(Exercise description) All the data below goes into the copy word for word, but the pictures don't.

——————

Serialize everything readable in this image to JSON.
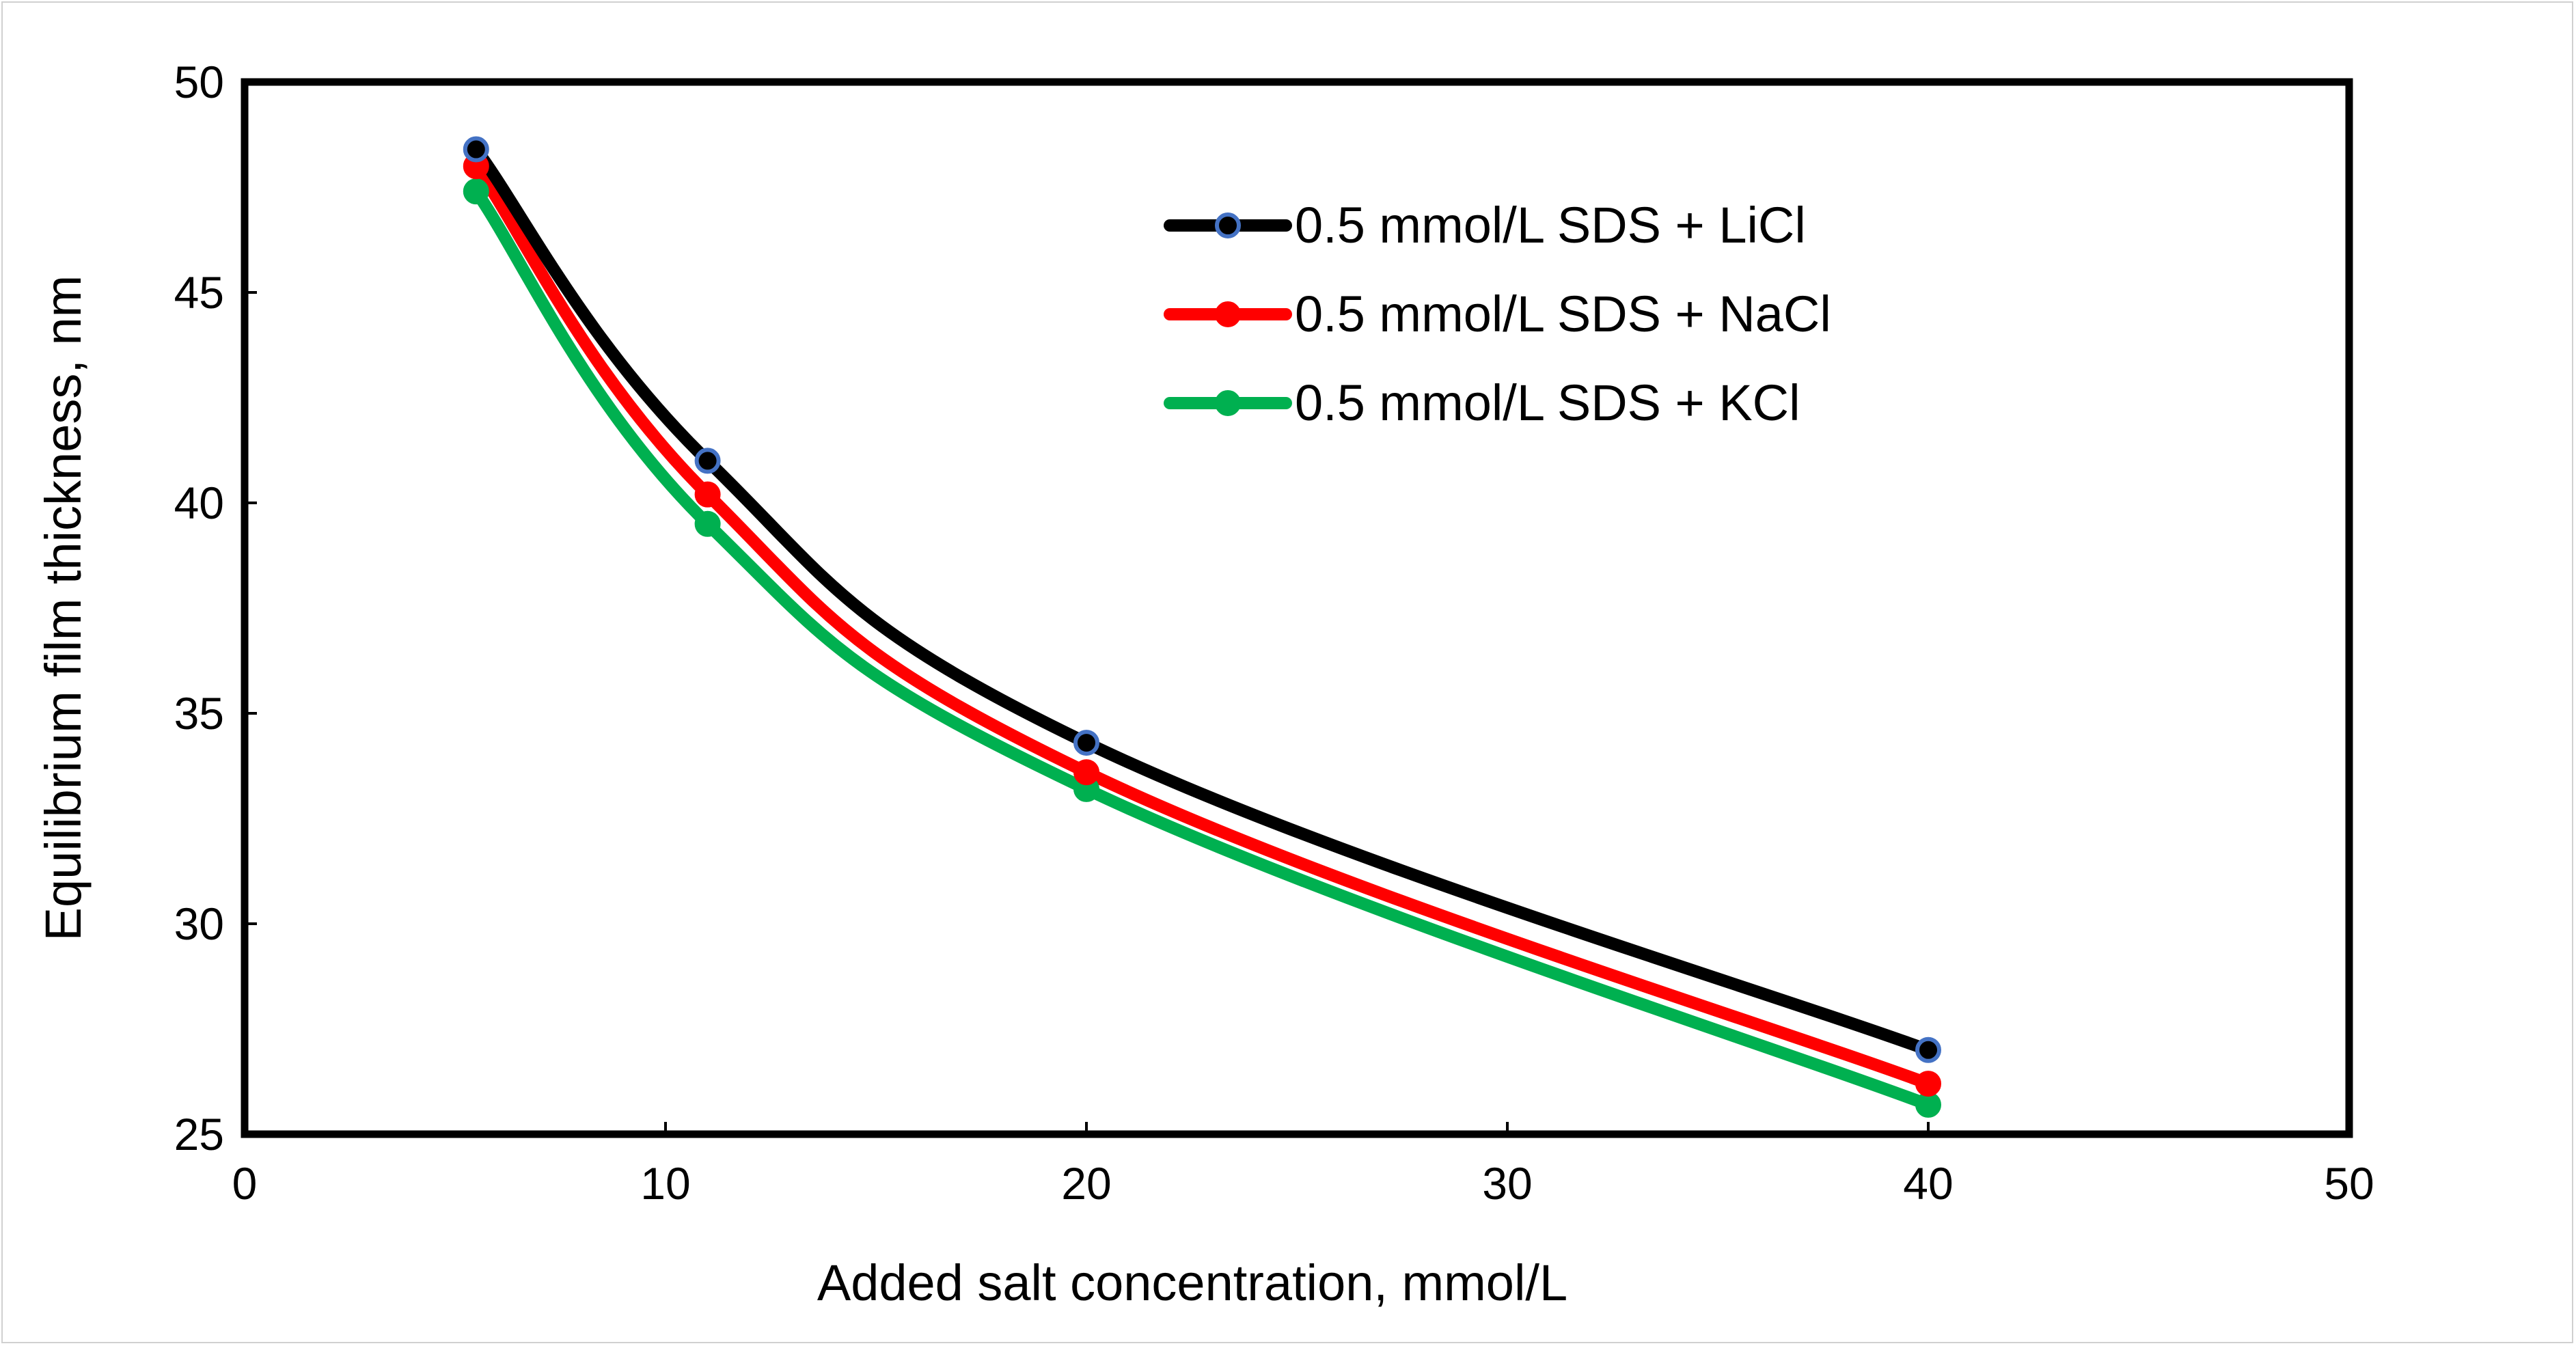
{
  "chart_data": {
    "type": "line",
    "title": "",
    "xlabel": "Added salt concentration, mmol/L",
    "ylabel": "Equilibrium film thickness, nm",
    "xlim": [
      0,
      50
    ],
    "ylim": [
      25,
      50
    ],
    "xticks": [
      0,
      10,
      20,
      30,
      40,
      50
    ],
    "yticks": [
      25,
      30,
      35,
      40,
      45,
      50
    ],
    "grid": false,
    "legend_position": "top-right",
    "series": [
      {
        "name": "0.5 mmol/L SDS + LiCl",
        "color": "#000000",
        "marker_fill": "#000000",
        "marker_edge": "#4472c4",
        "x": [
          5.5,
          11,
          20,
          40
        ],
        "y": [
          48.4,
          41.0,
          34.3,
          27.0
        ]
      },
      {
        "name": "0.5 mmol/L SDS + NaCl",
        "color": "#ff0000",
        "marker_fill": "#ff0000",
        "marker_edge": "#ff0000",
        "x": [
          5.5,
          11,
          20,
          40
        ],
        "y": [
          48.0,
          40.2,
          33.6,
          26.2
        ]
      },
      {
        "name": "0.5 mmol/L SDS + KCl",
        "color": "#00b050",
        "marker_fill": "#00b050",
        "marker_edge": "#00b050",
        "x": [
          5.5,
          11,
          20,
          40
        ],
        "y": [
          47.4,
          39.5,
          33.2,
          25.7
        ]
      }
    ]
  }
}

——————

(Exercise solution)
Serialize everything readable in this image to JSON.
{
  "chart_data": {
    "type": "line",
    "title": "",
    "xlabel": "Added salt concentration, mmol/L",
    "ylabel": "Equilibrium film thickness, nm",
    "xlim": [
      0,
      50
    ],
    "ylim": [
      25,
      50
    ],
    "xticks": [
      0,
      10,
      20,
      30,
      40,
      50
    ],
    "yticks": [
      25,
      30,
      35,
      40,
      45,
      50
    ],
    "grid": false,
    "legend_position": "top-right",
    "series": [
      {
        "name": "0.5 mmol/L SDS + LiCl",
        "color": "#000000",
        "marker_fill": "#000000",
        "marker_edge": "#4472c4",
        "x": [
          5.5,
          11,
          20,
          40
        ],
        "y": [
          48.4,
          41.0,
          34.3,
          27.0
        ]
      },
      {
        "name": "0.5 mmol/L SDS + NaCl",
        "color": "#ff0000",
        "marker_fill": "#ff0000",
        "marker_edge": "#ff0000",
        "x": [
          5.5,
          11,
          20,
          40
        ],
        "y": [
          48.0,
          40.2,
          33.6,
          26.2
        ]
      },
      {
        "name": "0.5 mmol/L SDS + KCl",
        "color": "#00b050",
        "marker_fill": "#00b050",
        "marker_edge": "#00b050",
        "x": [
          5.5,
          11,
          20,
          40
        ],
        "y": [
          47.4,
          39.5,
          33.2,
          25.7
        ]
      }
    ]
  }
}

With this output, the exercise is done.